* [Task prompt] Return the listing below word for word.

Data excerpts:
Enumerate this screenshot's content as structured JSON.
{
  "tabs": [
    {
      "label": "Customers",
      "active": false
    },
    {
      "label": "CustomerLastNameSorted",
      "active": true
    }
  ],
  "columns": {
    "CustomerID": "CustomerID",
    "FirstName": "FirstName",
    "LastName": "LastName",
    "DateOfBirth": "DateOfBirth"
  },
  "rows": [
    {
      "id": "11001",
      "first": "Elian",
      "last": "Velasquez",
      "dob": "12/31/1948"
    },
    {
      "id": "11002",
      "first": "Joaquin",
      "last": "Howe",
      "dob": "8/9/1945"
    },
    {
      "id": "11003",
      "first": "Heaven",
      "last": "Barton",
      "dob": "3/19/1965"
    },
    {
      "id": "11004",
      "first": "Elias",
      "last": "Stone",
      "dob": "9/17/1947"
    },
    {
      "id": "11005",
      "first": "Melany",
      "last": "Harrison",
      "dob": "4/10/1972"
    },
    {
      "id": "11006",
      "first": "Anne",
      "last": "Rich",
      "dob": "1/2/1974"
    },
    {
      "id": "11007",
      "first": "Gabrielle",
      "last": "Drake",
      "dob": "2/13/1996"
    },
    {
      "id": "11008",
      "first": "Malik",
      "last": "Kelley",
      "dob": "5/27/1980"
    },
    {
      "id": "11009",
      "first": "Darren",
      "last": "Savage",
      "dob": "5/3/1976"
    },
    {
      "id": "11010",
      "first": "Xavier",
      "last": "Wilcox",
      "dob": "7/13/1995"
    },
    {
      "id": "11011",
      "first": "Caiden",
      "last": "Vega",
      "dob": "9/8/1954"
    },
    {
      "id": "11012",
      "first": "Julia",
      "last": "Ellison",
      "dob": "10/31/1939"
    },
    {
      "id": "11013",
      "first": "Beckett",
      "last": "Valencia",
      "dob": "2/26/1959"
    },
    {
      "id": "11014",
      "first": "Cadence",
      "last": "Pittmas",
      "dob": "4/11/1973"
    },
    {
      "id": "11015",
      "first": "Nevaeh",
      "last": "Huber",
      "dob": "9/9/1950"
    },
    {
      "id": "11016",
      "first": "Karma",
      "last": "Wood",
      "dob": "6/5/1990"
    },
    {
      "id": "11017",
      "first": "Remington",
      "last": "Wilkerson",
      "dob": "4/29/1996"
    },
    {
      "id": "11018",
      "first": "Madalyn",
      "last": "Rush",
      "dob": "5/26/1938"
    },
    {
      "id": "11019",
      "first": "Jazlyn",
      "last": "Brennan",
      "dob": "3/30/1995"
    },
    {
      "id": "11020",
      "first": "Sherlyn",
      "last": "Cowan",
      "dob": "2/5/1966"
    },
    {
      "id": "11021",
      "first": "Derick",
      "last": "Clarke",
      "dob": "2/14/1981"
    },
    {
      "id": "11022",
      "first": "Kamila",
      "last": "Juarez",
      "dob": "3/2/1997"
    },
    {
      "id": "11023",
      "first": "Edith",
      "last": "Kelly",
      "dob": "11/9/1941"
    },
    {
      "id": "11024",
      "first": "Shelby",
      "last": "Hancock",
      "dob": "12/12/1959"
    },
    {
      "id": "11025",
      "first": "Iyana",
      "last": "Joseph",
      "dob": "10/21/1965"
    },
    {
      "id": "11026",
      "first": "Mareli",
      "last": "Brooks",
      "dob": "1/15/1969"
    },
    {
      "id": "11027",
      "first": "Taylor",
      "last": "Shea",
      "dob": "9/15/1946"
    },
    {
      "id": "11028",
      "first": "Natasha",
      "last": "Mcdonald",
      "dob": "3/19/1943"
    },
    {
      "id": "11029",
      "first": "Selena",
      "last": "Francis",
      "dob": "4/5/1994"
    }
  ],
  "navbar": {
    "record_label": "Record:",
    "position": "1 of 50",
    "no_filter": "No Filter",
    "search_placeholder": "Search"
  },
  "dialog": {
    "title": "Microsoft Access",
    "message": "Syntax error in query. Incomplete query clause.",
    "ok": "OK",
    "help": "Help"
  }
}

* [Answer for the task]
Enumerate this screenshot's content as structured JSON.
{
  "tabs": [
    {
      "label": "Customers",
      "active": false
    },
    {
      "label": "CustomerLastNameSorted",
      "active": true
    }
  ],
  "columns": {
    "CustomerID": "CustomerID",
    "FirstName": "FirstName",
    "LastName": "LastName",
    "DateOfBirth": "DateOfBirth"
  },
  "rows": [
    {
      "id": "11001",
      "first": "Elian",
      "last": "Velasquez",
      "dob": "12/31/1948"
    },
    {
      "id": "11002",
      "first": "Joaquin",
      "last": "Howe",
      "dob": "8/9/1945"
    },
    {
      "id": "11003",
      "first": "Heaven",
      "last": "Barton",
      "dob": "3/19/1965"
    },
    {
      "id": "11004",
      "first": "Elias",
      "last": "Stone",
      "dob": "9/17/1947"
    },
    {
      "id": "11005",
      "first": "Melany",
      "last": "Harrison",
      "dob": "4/10/1972"
    },
    {
      "id": "11006",
      "first": "Anne",
      "last": "Rich",
      "dob": "1/2/1974"
    },
    {
      "id": "11007",
      "first": "Gabrielle",
      "last": "Drake",
      "dob": "2/13/1996"
    },
    {
      "id": "11008",
      "first": "Malik",
      "last": "Kelley",
      "dob": "5/27/1980"
    },
    {
      "id": "11009",
      "first": "Darren",
      "last": "Savage",
      "dob": "5/3/1976"
    },
    {
      "id": "11010",
      "first": "Xavier",
      "last": "Wilcox",
      "dob": "7/13/1995"
    },
    {
      "id": "11011",
      "first": "Caiden",
      "last": "Vega",
      "dob": "9/8/1954"
    },
    {
      "id": "11012",
      "first": "Julia",
      "last": "Ellison",
      "dob": "10/31/1939"
    },
    {
      "id": "11013",
      "first": "Beckett",
      "last": "Valencia",
      "dob": "2/26/1959"
    },
    {
      "id": "11014",
      "first": "Cadence",
      "last": "Pittmas",
      "dob": "4/11/1973"
    },
    {
      "id": "11015",
      "first": "Nevaeh",
      "last": "Huber",
      "dob": "9/9/1950"
    },
    {
      "id": "11016",
      "first": "Karma",
      "last": "Wood",
      "dob": "6/5/1990"
    },
    {
      "id": "11017",
      "first": "Remington",
      "last": "Wilkerson",
      "dob": "4/29/1996"
    },
    {
      "id": "11018",
      "first": "Madalyn",
      "last": "Rush",
      "dob": "5/26/1938"
    },
    {
      "id": "11019",
      "first": "Jazlyn",
      "last": "Brennan",
      "dob": "3/30/1995"
    },
    {
      "id": "11020",
      "first": "Sherlyn",
      "last": "Cowan",
      "dob": "2/5/1966"
    },
    {
      "id": "11021",
      "first": "Derick",
      "last": "Clarke",
      "dob": "2/14/1981"
    },
    {
      "id": "11022",
      "first": "Kamila",
      "last": "Juarez",
      "dob": "3/2/1997"
    },
    {
      "id": "11023",
      "first": "Edith",
      "last": "Kelly",
      "dob": "11/9/1941"
    },
    {
      "id": "11024",
      "first": "Shelby",
      "last": "Hancock",
      "dob": "12/12/1959"
    },
    {
      "id": "11025",
      "first": "Iyana",
      "last": "Joseph",
      "dob": "10/21/1965"
    },
    {
      "id": "11026",
      "first": "Mareli",
      "last": "Brooks",
      "dob": "1/15/1969"
    },
    {
      "id": "11027",
      "first": "Taylor",
      "last": "Shea",
      "dob": "9/15/1946"
    },
    {
      "id": "11028",
      "first": "Natasha",
      "last": "Mcdonald",
      "dob": "3/19/1943"
    },
    {
      "id": "11029",
      "first": "Selena",
      "last": "Francis",
      "dob": "4/5/1994"
    }
  ],
  "navbar": {
    "record_label": "Record:",
    "position": "1 of 50",
    "no_filter": "No Filter",
    "search_placeholder": "Search"
  },
  "dialog": {
    "title": "Microsoft Access",
    "message": "Syntax error in query. Incomplete query clause.",
    "ok": "OK",
    "help": "Help"
  }
}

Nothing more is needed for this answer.